» **Task brief**: Each entry below must be repeated word for word.

» **Excerpt from a dataset**:

########

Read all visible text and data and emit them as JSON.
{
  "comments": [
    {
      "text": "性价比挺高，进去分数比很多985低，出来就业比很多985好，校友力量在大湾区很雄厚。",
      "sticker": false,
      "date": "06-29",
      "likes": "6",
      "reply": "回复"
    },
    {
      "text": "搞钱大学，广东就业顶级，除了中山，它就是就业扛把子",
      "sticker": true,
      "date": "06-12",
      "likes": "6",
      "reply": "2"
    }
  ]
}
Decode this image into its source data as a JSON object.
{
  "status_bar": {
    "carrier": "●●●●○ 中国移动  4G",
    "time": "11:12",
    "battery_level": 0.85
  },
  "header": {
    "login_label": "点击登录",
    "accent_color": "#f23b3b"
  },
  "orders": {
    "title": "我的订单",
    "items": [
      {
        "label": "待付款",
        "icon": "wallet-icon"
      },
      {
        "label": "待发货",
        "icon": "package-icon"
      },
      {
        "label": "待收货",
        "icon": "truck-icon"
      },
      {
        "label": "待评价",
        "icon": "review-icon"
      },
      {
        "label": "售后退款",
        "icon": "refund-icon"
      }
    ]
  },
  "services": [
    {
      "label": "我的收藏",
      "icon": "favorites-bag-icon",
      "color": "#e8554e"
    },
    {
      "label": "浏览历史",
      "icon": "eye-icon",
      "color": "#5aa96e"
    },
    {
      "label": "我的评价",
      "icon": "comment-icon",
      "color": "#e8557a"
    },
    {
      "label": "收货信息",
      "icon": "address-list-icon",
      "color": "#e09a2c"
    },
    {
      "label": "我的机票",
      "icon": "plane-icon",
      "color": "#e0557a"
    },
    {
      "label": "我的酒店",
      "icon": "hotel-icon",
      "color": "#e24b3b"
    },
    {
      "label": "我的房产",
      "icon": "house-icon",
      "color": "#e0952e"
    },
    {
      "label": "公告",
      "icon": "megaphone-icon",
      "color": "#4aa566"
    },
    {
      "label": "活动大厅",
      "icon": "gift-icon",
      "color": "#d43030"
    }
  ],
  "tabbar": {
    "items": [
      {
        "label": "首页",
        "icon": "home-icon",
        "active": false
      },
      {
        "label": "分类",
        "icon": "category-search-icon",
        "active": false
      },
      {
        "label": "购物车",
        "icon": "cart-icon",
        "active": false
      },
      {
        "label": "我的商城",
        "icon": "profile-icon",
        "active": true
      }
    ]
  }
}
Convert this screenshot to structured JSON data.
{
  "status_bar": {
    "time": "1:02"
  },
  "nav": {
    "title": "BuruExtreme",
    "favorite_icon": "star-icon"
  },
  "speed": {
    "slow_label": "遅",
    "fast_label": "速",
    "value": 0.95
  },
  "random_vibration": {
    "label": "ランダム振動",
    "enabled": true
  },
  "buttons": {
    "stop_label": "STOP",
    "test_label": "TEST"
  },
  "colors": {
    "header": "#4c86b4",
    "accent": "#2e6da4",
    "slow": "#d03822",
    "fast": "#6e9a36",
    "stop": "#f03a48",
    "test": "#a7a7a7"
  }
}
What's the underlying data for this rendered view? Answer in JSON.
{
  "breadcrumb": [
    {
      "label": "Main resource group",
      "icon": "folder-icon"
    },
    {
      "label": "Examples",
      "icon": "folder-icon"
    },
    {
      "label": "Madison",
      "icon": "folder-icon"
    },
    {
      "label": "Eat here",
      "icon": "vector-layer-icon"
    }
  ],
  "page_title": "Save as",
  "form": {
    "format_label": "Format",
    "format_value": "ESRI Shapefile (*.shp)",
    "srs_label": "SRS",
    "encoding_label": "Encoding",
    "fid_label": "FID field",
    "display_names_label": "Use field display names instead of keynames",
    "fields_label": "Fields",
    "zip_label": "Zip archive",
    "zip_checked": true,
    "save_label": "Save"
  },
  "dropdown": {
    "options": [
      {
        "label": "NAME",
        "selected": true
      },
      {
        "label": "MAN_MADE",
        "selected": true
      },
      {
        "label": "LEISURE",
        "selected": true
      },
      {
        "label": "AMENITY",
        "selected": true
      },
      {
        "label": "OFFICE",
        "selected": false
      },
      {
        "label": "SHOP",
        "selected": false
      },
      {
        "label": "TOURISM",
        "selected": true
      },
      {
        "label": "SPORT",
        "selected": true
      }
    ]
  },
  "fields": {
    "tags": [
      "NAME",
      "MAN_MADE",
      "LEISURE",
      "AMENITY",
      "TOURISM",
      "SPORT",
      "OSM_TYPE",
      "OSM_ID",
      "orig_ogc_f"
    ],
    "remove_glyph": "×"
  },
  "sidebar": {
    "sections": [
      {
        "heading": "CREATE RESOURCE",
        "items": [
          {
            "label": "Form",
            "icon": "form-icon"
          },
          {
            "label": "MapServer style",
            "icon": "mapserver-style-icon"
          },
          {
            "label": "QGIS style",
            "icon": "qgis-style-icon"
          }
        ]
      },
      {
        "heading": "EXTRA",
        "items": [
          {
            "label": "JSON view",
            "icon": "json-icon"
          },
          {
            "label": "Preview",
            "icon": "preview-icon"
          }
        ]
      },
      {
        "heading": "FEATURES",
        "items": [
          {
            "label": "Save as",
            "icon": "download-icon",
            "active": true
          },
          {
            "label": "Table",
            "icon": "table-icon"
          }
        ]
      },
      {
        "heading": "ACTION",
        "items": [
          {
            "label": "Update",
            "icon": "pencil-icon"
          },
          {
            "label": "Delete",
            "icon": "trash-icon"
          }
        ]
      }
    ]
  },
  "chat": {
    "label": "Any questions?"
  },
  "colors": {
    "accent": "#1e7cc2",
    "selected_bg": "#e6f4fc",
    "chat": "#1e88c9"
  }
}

########

» **Solution for this problem**:
Read all visible text and data and emit them as JSON.
{
  "comments": [
    {
      "text": "性价比挺高，进去分数比很多985低，出来就业比很多985好，校友力量在大湾区很雄厚。",
      "sticker": false,
      "date": "06-29",
      "likes": "6",
      "reply": "回复"
    },
    {
      "text": "搞钱大学，广东就业顶级，除了中山，它就是就业扛把子",
      "sticker": true,
      "date": "06-12",
      "likes": "6",
      "reply": "2"
    }
  ]
}
Decode this image into its source data as a JSON object.
{
  "status_bar": {
    "carrier": "●●●●○ 中国移动  4G",
    "time": "11:12",
    "battery_level": 0.85
  },
  "header": {
    "login_label": "点击登录",
    "accent_color": "#f23b3b"
  },
  "orders": {
    "title": "我的订单",
    "items": [
      {
        "label": "待付款",
        "icon": "wallet-icon"
      },
      {
        "label": "待发货",
        "icon": "package-icon"
      },
      {
        "label": "待收货",
        "icon": "truck-icon"
      },
      {
        "label": "待评价",
        "icon": "review-icon"
      },
      {
        "label": "售后退款",
        "icon": "refund-icon"
      }
    ]
  },
  "services": [
    {
      "label": "我的收藏",
      "icon": "favorites-bag-icon",
      "color": "#e8554e"
    },
    {
      "label": "浏览历史",
      "icon": "eye-icon",
      "color": "#5aa96e"
    },
    {
      "label": "我的评价",
      "icon": "comment-icon",
      "color": "#e8557a"
    },
    {
      "label": "收货信息",
      "icon": "address-list-icon",
      "color": "#e09a2c"
    },
    {
      "label": "我的机票",
      "icon": "plane-icon",
      "color": "#e0557a"
    },
    {
      "label": "我的酒店",
      "icon": "hotel-icon",
      "color": "#e24b3b"
    },
    {
      "label": "我的房产",
      "icon": "house-icon",
      "color": "#e0952e"
    },
    {
      "label": "公告",
      "icon": "megaphone-icon",
      "color": "#4aa566"
    },
    {
      "label": "活动大厅",
      "icon": "gift-icon",
      "color": "#d43030"
    }
  ],
  "tabbar": {
    "items": [
      {
        "label": "首页",
        "icon": "home-icon",
        "active": false
      },
      {
        "label": "分类",
        "icon": "category-search-icon",
        "active": false
      },
      {
        "label": "购物车",
        "icon": "cart-icon",
        "active": false
      },
      {
        "label": "我的商城",
        "icon": "profile-icon",
        "active": true
      }
    ]
  }
}
Convert this screenshot to structured JSON data.
{
  "status_bar": {
    "time": "1:02"
  },
  "nav": {
    "title": "BuruExtreme",
    "favorite_icon": "star-icon"
  },
  "speed": {
    "slow_label": "遅",
    "fast_label": "速",
    "value": 0.95
  },
  "random_vibration": {
    "label": "ランダム振動",
    "enabled": true
  },
  "buttons": {
    "stop_label": "STOP",
    "test_label": "TEST"
  },
  "colors": {
    "header": "#4c86b4",
    "accent": "#2e6da4",
    "slow": "#d03822",
    "fast": "#6e9a36",
    "stop": "#f03a48",
    "test": "#a7a7a7"
  }
}
What's the underlying data for this rendered view? Answer in JSON.
{
  "breadcrumb": [
    {
      "label": "Main resource group",
      "icon": "folder-icon"
    },
    {
      "label": "Examples",
      "icon": "folder-icon"
    },
    {
      "label": "Madison",
      "icon": "folder-icon"
    },
    {
      "label": "Eat here",
      "icon": "vector-layer-icon"
    }
  ],
  "page_title": "Save as",
  "form": {
    "format_label": "Format",
    "format_value": "ESRI Shapefile (*.shp)",
    "srs_label": "SRS",
    "encoding_label": "Encoding",
    "fid_label": "FID field",
    "display_names_label": "Use field display names instead of keynames",
    "fields_label": "Fields",
    "zip_label": "Zip archive",
    "zip_checked": true,
    "save_label": "Save"
  },
  "dropdown": {
    "options": [
      {
        "label": "NAME",
        "selected": true
      },
      {
        "label": "MAN_MADE",
        "selected": true
      },
      {
        "label": "LEISURE",
        "selected": true
      },
      {
        "label": "AMENITY",
        "selected": true
      },
      {
        "label": "OFFICE",
        "selected": false
      },
      {
        "label": "SHOP",
        "selected": false
      },
      {
        "label": "TOURISM",
        "selected": true
      },
      {
        "label": "SPORT",
        "selected": true
      }
    ]
  },
  "fields": {
    "tags": [
      "NAME",
      "MAN_MADE",
      "LEISURE",
      "AMENITY",
      "TOURISM",
      "SPORT",
      "OSM_TYPE",
      "OSM_ID",
      "orig_ogc_f"
    ],
    "remove_glyph": "×"
  },
  "sidebar": {
    "sections": [
      {
        "heading": "CREATE RESOURCE",
        "items": [
          {
            "label": "Form",
            "icon": "form-icon"
          },
          {
            "label": "MapServer style",
            "icon": "mapserver-style-icon"
          },
          {
            "label": "QGIS style",
            "icon": "qgis-style-icon"
          }
        ]
      },
      {
        "heading": "EXTRA",
        "items": [
          {
            "label": "JSON view",
            "icon": "json-icon"
          },
          {
            "label": "Preview",
            "icon": "preview-icon"
          }
        ]
      },
      {
        "heading": "FEATURES",
        "items": [
          {
            "label": "Save as",
            "icon": "download-icon",
            "active": true
          },
          {
            "label": "Table",
            "icon": "table-icon"
          }
        ]
      },
      {
        "heading": "ACTION",
        "items": [
          {
            "label": "Update",
            "icon": "pencil-icon"
          },
          {
            "label": "Delete",
            "icon": "trash-icon"
          }
        ]
      }
    ]
  },
  "chat": {
    "label": "Any questions?"
  },
  "colors": {
    "accent": "#1e7cc2",
    "selected_bg": "#e6f4fc",
    "chat": "#1e88c9"
  }
}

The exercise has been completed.